— Directive —
Every record below is to be retyped exactly.

═════ Listed entries

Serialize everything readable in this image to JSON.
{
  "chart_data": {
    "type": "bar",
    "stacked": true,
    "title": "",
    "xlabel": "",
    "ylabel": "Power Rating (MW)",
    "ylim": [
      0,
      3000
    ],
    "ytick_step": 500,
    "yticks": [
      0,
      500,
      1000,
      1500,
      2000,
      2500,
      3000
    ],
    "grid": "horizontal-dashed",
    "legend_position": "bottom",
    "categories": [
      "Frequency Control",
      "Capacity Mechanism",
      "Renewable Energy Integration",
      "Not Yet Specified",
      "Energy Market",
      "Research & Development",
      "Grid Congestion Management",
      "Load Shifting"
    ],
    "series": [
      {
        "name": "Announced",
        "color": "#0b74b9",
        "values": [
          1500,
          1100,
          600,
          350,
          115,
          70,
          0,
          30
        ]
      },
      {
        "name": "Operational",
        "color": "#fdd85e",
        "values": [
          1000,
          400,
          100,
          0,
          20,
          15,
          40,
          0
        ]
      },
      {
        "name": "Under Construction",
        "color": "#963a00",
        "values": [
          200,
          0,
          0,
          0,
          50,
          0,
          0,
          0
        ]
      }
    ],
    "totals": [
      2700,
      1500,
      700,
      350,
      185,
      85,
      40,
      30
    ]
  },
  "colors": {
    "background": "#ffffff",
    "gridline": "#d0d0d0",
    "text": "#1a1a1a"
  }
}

══════════

— Problem solution —
Serialize everything readable in this image to JSON.
{
  "chart_data": {
    "type": "bar",
    "stacked": true,
    "title": "",
    "xlabel": "",
    "ylabel": "Power Rating (MW)",
    "ylim": [
      0,
      3000
    ],
    "ytick_step": 500,
    "yticks": [
      0,
      500,
      1000,
      1500,
      2000,
      2500,
      3000
    ],
    "grid": "horizontal-dashed",
    "legend_position": "bottom",
    "categories": [
      "Frequency Control",
      "Capacity Mechanism",
      "Renewable Energy Integration",
      "Not Yet Specified",
      "Energy Market",
      "Research & Development",
      "Grid Congestion Management",
      "Load Shifting"
    ],
    "series": [
      {
        "name": "Announced",
        "color": "#0b74b9",
        "values": [
          1500,
          1100,
          600,
          350,
          115,
          70,
          0,
          30
        ]
      },
      {
        "name": "Operational",
        "color": "#fdd85e",
        "values": [
          1000,
          400,
          100,
          0,
          20,
          15,
          40,
          0
        ]
      },
      {
        "name": "Under Construction",
        "color": "#963a00",
        "values": [
          200,
          0,
          0,
          0,
          50,
          0,
          0,
          0
        ]
      }
    ],
    "totals": [
      2700,
      1500,
      700,
      350,
      185,
      85,
      40,
      30
    ]
  },
  "colors": {
    "background": "#ffffff",
    "gridline": "#d0d0d0",
    "text": "#1a1a1a"
  }
}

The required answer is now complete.